### REQUIREMENT
Beginning with the line where "Read out every word on this page." appears, retype every remaining line of the data below, both the first and last included.

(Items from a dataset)
- - - - -
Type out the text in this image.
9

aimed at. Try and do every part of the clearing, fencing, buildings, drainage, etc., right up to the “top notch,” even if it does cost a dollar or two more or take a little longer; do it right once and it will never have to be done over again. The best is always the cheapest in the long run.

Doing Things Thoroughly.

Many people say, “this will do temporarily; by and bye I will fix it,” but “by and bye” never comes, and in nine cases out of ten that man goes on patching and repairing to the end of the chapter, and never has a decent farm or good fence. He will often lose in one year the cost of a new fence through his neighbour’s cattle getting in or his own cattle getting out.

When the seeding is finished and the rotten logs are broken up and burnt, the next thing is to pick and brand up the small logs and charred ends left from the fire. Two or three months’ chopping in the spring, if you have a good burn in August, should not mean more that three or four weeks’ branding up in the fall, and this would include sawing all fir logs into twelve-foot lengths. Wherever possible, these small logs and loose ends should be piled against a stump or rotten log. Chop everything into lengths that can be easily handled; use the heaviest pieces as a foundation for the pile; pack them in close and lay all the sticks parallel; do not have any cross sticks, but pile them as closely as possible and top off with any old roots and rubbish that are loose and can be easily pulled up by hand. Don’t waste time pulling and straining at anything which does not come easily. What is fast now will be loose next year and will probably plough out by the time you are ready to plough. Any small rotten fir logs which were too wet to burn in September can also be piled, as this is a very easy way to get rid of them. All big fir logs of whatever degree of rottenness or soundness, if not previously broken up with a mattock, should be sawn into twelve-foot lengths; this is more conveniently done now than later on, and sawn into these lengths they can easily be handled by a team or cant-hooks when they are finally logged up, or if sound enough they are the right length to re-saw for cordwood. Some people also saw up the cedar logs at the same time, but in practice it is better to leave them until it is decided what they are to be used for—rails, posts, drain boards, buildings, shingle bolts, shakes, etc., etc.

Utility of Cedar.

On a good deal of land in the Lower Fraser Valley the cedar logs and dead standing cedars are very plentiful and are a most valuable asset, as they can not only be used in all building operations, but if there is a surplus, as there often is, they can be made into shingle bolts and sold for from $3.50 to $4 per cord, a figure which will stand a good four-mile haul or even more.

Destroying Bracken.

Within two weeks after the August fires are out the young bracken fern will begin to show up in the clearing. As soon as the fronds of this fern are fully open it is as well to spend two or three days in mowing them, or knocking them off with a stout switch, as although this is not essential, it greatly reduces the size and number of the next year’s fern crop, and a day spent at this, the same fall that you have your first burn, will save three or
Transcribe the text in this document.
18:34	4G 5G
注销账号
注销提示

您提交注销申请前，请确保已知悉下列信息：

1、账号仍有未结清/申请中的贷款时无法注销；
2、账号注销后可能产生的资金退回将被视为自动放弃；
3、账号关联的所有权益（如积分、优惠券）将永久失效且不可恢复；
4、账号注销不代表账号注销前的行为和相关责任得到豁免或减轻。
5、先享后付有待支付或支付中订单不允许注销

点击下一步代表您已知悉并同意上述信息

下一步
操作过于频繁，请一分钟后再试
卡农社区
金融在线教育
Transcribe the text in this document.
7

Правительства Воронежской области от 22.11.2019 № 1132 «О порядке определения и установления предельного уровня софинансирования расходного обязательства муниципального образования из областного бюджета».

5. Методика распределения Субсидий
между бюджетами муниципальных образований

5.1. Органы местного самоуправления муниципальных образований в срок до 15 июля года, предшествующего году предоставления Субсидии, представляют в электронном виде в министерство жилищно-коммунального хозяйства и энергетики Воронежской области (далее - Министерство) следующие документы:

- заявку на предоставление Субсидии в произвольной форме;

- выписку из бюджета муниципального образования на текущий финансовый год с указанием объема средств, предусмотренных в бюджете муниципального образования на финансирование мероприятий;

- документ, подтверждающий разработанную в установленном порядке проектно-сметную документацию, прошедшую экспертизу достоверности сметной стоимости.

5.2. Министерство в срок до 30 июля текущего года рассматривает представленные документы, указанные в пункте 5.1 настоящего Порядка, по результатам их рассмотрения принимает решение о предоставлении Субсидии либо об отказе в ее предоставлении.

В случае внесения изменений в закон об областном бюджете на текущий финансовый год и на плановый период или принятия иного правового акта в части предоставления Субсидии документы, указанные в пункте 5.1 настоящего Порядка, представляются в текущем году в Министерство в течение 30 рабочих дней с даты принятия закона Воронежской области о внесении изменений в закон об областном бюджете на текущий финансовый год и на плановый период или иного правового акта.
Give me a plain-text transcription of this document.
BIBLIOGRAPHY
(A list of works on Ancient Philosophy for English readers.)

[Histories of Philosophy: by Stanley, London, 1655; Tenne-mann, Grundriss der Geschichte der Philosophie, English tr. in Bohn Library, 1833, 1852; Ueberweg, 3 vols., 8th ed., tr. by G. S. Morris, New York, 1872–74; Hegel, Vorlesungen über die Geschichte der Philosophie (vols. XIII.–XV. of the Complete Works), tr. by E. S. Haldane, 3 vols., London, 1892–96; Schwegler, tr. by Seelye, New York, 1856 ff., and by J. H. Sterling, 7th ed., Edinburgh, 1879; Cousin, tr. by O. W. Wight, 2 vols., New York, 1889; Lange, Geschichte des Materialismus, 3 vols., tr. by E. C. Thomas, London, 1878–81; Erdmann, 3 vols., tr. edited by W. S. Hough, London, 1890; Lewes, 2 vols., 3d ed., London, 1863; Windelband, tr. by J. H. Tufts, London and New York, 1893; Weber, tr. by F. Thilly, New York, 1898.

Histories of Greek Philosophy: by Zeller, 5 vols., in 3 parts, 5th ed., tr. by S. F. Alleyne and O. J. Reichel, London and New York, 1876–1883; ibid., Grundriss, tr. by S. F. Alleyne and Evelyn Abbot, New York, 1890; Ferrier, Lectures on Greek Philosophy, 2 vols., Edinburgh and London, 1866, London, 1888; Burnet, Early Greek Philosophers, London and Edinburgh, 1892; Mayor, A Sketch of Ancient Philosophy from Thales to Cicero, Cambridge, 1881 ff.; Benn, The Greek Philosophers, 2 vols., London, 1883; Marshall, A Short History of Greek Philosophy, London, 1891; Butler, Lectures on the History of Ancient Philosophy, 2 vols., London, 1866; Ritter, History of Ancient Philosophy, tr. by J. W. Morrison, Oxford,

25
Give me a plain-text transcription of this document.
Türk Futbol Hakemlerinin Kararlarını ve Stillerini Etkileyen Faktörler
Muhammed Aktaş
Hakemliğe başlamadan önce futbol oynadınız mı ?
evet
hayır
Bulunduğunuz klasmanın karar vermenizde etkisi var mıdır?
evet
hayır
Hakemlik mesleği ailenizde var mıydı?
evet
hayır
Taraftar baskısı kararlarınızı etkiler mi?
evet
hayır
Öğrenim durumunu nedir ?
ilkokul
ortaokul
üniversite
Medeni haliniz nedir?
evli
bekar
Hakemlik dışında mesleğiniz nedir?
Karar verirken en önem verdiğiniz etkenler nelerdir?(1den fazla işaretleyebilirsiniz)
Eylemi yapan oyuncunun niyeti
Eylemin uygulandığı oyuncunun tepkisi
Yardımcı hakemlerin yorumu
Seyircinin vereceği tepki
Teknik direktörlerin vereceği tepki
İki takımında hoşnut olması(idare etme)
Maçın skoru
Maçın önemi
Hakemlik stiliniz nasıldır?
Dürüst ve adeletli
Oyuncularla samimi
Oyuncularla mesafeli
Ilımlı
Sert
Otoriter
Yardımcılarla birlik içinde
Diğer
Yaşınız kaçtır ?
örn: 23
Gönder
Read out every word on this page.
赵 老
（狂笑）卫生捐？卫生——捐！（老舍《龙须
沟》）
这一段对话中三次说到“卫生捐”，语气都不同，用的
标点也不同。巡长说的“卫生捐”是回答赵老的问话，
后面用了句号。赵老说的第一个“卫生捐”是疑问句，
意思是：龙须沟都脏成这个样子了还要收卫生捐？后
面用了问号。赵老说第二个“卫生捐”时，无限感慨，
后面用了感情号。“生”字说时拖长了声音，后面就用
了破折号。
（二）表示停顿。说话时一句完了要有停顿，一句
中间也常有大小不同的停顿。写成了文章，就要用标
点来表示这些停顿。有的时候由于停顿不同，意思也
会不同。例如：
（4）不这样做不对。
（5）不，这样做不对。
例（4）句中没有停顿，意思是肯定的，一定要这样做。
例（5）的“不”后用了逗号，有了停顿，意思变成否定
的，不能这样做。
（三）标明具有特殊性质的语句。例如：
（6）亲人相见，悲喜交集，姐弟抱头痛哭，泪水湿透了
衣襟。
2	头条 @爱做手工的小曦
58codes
- - - - -
### RESULT OF THIS EXERCISE
Read out every word on this page.
赵 老
（狂笑）卫生捐？卫生——捐！（老舍《龙须
沟》）
这一段对话中三次说到“卫生捐”，语气都不同，用的
标点也不同。巡长说的“卫生捐”是回答赵老的问话，
后面用了句号。赵老说的第一个“卫生捐”是疑问句，
意思是：龙须沟都脏成这个样子了还要收卫生捐？后
面用了问号。赵老说第二个“卫生捐”时，无限感慨，
后面用了感情号。“生”字说时拖长了声音，后面就用
了破折号。
（二）表示停顿。说话时一句完了要有停顿，一句
中间也常有大小不同的停顿。写成了文章，就要用标
点来表示这些停顿。有的时候由于停顿不同，意思也
会不同。例如：
（4）不这样做不对。
（5）不，这样做不对。
例（4）句中没有停顿，意思是肯定的，一定要这样做。
例（5）的“不”后用了逗号，有了停顿，意思变成否定
的，不能这样做。
（三）标明具有特殊性质的语句。例如：
（6）亲人相见，悲喜交集，姐弟抱头痛哭，泪水湿透了
衣襟。
2	头条 @爱做手工的小曦
58codes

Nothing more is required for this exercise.